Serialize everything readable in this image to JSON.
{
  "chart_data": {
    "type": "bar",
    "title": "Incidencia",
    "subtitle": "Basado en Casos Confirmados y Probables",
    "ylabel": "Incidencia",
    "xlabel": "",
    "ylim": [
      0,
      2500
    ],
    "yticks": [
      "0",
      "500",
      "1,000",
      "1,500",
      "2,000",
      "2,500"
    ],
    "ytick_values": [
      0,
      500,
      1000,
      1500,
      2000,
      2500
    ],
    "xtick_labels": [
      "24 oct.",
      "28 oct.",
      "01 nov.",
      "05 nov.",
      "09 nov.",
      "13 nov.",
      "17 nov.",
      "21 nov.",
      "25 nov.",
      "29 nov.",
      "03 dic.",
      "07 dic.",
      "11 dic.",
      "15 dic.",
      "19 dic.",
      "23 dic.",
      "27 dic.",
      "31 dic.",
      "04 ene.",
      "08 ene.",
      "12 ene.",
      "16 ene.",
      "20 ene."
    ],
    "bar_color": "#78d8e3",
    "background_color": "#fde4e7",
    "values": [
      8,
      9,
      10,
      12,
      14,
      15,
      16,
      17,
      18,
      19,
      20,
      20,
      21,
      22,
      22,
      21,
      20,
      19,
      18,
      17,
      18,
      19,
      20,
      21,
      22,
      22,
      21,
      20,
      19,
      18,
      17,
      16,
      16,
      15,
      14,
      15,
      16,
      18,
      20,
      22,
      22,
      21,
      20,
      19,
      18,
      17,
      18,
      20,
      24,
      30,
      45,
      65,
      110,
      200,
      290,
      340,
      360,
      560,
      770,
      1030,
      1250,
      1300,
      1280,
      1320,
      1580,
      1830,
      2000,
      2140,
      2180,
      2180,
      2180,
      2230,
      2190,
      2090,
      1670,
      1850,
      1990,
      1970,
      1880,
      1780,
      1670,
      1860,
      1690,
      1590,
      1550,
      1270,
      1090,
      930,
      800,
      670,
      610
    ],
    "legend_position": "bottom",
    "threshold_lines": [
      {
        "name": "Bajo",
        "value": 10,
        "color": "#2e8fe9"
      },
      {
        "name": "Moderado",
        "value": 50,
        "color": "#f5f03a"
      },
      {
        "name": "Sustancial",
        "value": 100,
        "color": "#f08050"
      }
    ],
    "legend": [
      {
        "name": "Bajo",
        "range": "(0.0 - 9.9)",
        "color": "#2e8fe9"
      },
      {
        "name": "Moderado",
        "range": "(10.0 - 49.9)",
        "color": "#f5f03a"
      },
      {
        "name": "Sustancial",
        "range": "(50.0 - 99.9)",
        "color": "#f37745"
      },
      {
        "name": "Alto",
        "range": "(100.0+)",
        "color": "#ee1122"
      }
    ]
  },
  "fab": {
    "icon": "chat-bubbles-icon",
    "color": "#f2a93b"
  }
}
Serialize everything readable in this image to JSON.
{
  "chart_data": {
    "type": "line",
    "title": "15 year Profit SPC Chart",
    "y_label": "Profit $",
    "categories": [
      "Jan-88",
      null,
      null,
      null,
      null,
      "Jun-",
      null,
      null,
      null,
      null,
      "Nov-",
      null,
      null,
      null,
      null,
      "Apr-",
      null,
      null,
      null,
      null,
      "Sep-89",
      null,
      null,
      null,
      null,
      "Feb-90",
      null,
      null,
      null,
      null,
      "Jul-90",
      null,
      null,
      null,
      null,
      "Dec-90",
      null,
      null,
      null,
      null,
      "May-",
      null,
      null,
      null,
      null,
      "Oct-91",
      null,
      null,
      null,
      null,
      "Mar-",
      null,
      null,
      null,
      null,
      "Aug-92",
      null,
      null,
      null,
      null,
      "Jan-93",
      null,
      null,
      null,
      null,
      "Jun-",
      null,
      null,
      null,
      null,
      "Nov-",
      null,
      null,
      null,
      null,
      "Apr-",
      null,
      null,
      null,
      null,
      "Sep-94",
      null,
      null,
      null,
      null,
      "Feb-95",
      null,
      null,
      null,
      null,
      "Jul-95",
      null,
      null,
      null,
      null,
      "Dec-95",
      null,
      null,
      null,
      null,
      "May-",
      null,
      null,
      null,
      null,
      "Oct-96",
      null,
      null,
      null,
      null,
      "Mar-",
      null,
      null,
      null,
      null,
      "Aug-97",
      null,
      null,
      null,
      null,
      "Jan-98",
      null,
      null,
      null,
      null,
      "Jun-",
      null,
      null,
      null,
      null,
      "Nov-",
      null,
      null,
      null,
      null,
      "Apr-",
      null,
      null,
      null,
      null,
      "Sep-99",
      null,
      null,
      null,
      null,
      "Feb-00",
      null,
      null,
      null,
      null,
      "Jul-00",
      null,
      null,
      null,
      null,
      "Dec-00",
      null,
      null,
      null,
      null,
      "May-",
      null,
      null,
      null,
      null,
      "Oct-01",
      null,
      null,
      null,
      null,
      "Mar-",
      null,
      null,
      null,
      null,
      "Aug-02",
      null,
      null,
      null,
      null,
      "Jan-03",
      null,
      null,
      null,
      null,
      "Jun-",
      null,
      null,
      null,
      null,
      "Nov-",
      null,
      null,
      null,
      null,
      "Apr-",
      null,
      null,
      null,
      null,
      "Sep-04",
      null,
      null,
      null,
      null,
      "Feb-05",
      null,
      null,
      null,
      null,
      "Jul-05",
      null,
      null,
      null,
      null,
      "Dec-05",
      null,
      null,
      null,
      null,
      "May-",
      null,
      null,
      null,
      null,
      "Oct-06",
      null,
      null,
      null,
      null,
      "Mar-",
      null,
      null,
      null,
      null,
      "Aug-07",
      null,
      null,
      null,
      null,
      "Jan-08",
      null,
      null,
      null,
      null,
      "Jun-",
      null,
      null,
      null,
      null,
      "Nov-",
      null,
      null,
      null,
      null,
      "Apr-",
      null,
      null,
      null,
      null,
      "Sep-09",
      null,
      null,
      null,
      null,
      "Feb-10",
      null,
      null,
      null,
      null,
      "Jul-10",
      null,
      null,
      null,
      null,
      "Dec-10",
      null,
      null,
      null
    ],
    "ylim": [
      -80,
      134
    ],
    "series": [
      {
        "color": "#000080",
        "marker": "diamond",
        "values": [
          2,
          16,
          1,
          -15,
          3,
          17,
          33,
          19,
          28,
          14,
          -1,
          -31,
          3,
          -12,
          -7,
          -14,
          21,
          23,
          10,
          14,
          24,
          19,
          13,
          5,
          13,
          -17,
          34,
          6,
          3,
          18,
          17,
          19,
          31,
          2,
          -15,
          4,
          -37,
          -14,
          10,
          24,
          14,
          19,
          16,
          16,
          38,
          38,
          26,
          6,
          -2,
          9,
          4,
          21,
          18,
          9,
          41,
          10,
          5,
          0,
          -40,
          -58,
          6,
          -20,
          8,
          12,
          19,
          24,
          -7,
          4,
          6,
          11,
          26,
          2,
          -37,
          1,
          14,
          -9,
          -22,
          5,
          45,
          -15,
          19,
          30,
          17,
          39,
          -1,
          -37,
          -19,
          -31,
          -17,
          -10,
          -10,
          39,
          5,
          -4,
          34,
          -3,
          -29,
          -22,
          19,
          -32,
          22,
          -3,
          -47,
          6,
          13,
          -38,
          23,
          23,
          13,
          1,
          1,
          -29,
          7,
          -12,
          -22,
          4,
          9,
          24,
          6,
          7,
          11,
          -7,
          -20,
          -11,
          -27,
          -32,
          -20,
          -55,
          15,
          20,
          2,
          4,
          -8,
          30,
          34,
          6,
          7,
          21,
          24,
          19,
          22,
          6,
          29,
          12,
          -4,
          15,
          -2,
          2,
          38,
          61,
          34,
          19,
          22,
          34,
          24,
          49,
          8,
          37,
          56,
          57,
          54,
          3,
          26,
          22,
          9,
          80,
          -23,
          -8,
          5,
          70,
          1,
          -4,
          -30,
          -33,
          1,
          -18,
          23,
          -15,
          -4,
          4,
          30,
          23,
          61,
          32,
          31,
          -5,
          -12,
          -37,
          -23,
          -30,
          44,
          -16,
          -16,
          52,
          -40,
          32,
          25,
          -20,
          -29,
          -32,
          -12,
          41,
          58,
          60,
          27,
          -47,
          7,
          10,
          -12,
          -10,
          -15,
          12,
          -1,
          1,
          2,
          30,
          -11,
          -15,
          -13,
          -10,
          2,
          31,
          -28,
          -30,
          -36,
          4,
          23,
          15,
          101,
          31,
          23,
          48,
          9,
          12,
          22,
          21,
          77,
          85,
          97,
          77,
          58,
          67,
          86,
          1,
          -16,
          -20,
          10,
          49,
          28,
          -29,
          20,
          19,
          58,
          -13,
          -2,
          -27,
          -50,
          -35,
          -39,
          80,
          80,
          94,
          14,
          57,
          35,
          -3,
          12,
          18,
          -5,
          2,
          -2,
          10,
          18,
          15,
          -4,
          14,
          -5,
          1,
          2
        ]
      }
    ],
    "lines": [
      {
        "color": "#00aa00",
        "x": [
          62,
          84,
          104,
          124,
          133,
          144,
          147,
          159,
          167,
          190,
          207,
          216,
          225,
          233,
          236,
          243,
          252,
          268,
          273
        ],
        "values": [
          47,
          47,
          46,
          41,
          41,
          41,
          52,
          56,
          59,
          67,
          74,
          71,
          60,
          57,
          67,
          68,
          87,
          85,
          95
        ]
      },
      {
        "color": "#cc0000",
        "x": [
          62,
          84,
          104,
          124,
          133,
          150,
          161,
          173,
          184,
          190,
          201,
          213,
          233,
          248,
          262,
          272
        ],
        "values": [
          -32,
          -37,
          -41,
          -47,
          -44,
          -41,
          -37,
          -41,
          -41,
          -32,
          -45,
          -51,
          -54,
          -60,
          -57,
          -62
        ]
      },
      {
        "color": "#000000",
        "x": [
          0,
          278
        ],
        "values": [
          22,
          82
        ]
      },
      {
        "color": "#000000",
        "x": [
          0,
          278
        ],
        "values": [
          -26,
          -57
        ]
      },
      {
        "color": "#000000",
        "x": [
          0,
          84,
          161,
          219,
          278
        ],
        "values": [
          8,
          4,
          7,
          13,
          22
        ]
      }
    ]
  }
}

****

§ Exercise instructions
Look through the records and gather each line with the word "Incidencia".

§ Output
    "title": "Incidencia",
    "ylabel": "Incidencia",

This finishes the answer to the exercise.